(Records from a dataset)
------------------------------------------------------------

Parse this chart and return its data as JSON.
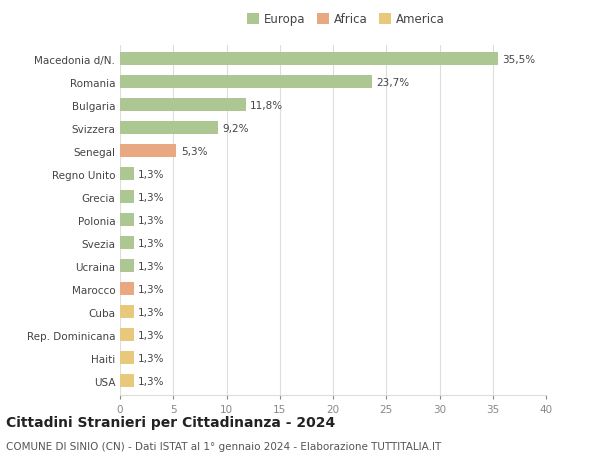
{
  "categories": [
    "Macedonia d/N.",
    "Romania",
    "Bulgaria",
    "Svizzera",
    "Senegal",
    "Regno Unito",
    "Grecia",
    "Polonia",
    "Svezia",
    "Ucraina",
    "Marocco",
    "Cuba",
    "Rep. Dominicana",
    "Haiti",
    "USA"
  ],
  "values": [
    35.5,
    23.7,
    11.8,
    9.2,
    5.3,
    1.3,
    1.3,
    1.3,
    1.3,
    1.3,
    1.3,
    1.3,
    1.3,
    1.3,
    1.3
  ],
  "labels": [
    "35,5%",
    "23,7%",
    "11,8%",
    "9,2%",
    "5,3%",
    "1,3%",
    "1,3%",
    "1,3%",
    "1,3%",
    "1,3%",
    "1,3%",
    "1,3%",
    "1,3%",
    "1,3%",
    "1,3%"
  ],
  "colors": [
    "#adc793",
    "#adc793",
    "#adc793",
    "#adc793",
    "#e8a882",
    "#adc793",
    "#adc793",
    "#adc793",
    "#adc793",
    "#adc793",
    "#e8a882",
    "#e8c87a",
    "#e8c87a",
    "#e8c87a",
    "#e8c87a"
  ],
  "legend_labels": [
    "Europa",
    "Africa",
    "America"
  ],
  "legend_colors": [
    "#adc793",
    "#e8a882",
    "#e8c87a"
  ],
  "title": "Cittadini Stranieri per Cittadinanza - 2024",
  "subtitle": "COMUNE DI SINIO (CN) - Dati ISTAT al 1° gennaio 2024 - Elaborazione TUTTITALIA.IT",
  "xlim": [
    0,
    40
  ],
  "xticks": [
    0,
    5,
    10,
    15,
    20,
    25,
    30,
    35,
    40
  ],
  "background_color": "#ffffff",
  "grid_color": "#dddddd",
  "bar_height": 0.55,
  "title_fontsize": 10,
  "subtitle_fontsize": 7.5,
  "tick_fontsize": 7.5,
  "label_fontsize": 7.5,
  "legend_fontsize": 8.5
}
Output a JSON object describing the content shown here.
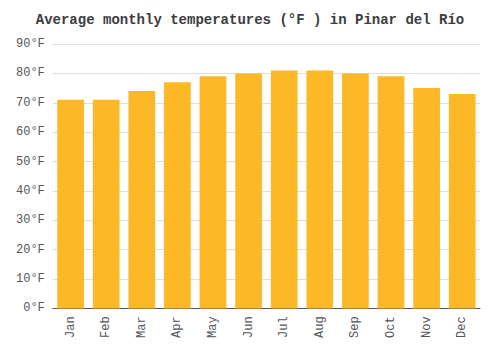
{
  "chart_data": {
    "type": "bar",
    "title": "Average monthly temperatures (°F ) in Pinar del Río",
    "categories": [
      "Jan",
      "Feb",
      "Mar",
      "Apr",
      "May",
      "Jun",
      "Jul",
      "Aug",
      "Sep",
      "Oct",
      "Nov",
      "Dec"
    ],
    "values": [
      71,
      71,
      74,
      77,
      79,
      80,
      81,
      81,
      80,
      79,
      75,
      73
    ],
    "color": "#FDB827",
    "ylim": [
      0,
      90
    ],
    "yticks": [
      {
        "value": 0,
        "label": "0°F"
      },
      {
        "value": 10,
        "label": "10°F"
      },
      {
        "value": 20,
        "label": "20°F"
      },
      {
        "value": 30,
        "label": "30°F"
      },
      {
        "value": 40,
        "label": "40°F"
      },
      {
        "value": 50,
        "label": "50°F"
      },
      {
        "value": 60,
        "label": "60°F"
      },
      {
        "value": 70,
        "label": "70°F"
      },
      {
        "value": 80,
        "label": "80°F"
      },
      {
        "value": 90,
        "label": "90°F"
      }
    ],
    "grid": true
  }
}
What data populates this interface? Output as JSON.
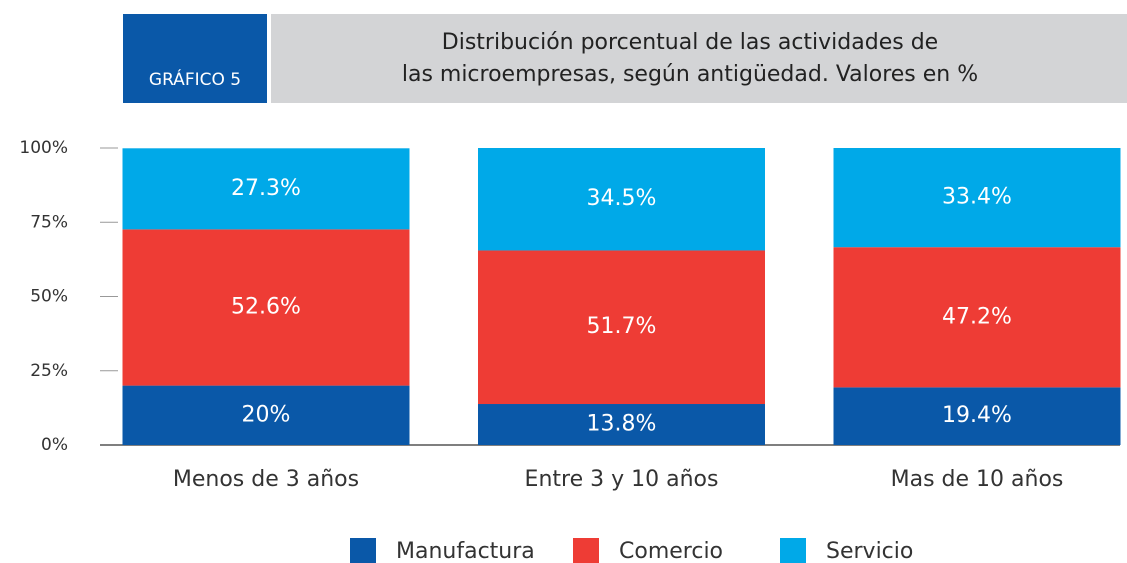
{
  "chart_data": {
    "type": "stacked_bar",
    "badge": "GRÁFICO 5",
    "title_lines": [
      "Distribución porcentual de las actividades de",
      "las microempresas, según antigüedad. Valores en %"
    ],
    "categories": [
      "Menos de 3 años",
      "Entre 3 y 10 años",
      "Mas de 10 años"
    ],
    "series": [
      {
        "name": "Manufactura",
        "color": "#0a58a8",
        "values": [
          20,
          13.8,
          19.4
        ],
        "value_labels": [
          "20%",
          "13.8%",
          "19.4%"
        ]
      },
      {
        "name": "Comercio",
        "color": "#ee3c35",
        "values": [
          52.6,
          51.7,
          47.2
        ],
        "value_labels": [
          "52.6%",
          "51.7%",
          "47.2%"
        ]
      },
      {
        "name": "Servicio",
        "color": "#00a9e8",
        "values": [
          27.3,
          34.5,
          33.4
        ],
        "value_labels": [
          "27.3%",
          "34.5%",
          "33.4%"
        ]
      }
    ],
    "ylim": [
      0,
      100
    ],
    "yticks": [
      {
        "value": 0,
        "label": "0%"
      },
      {
        "value": 25,
        "label": "25%"
      },
      {
        "value": 50,
        "label": "50%"
      },
      {
        "value": 75,
        "label": "75%"
      },
      {
        "value": 100,
        "label": "100%"
      }
    ],
    "legend": "bottom"
  }
}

------------------------------------------------------------

● Problem details
Locate "What data populates" in the entries above. Copy, exactly and only, the lines from that line to the end, leaving out the pictures.

● Full response
What data populates this interface? Output as JSON.
{
  "chart_data": {
    "type": "stacked_bar",
    "badge": "GRÁFICO 5",
    "title_lines": [
      "Distribución porcentual de las actividades de",
      "las microempresas, según antigüedad. Valores en %"
    ],
    "categories": [
      "Menos de 3 años",
      "Entre 3 y 10 años",
      "Mas de 10 años"
    ],
    "series": [
      {
        "name": "Manufactura",
        "color": "#0a58a8",
        "values": [
          20,
          13.8,
          19.4
        ],
        "value_labels": [
          "20%",
          "13.8%",
          "19.4%"
        ]
      },
      {
        "name": "Comercio",
        "color": "#ee3c35",
        "values": [
          52.6,
          51.7,
          47.2
        ],
        "value_labels": [
          "52.6%",
          "51.7%",
          "47.2%"
        ]
      },
      {
        "name": "Servicio",
        "color": "#00a9e8",
        "values": [
          27.3,
          34.5,
          33.4
        ],
        "value_labels": [
          "27.3%",
          "34.5%",
          "33.4%"
        ]
      }
    ],
    "ylim": [
      0,
      100
    ],
    "yticks": [
      {
        "value": 0,
        "label": "0%"
      },
      {
        "value": 25,
        "label": "25%"
      },
      {
        "value": 50,
        "label": "50%"
      },
      {
        "value": 75,
        "label": "75%"
      },
      {
        "value": 100,
        "label": "100%"
      }
    ],
    "legend": "bottom"
  }
}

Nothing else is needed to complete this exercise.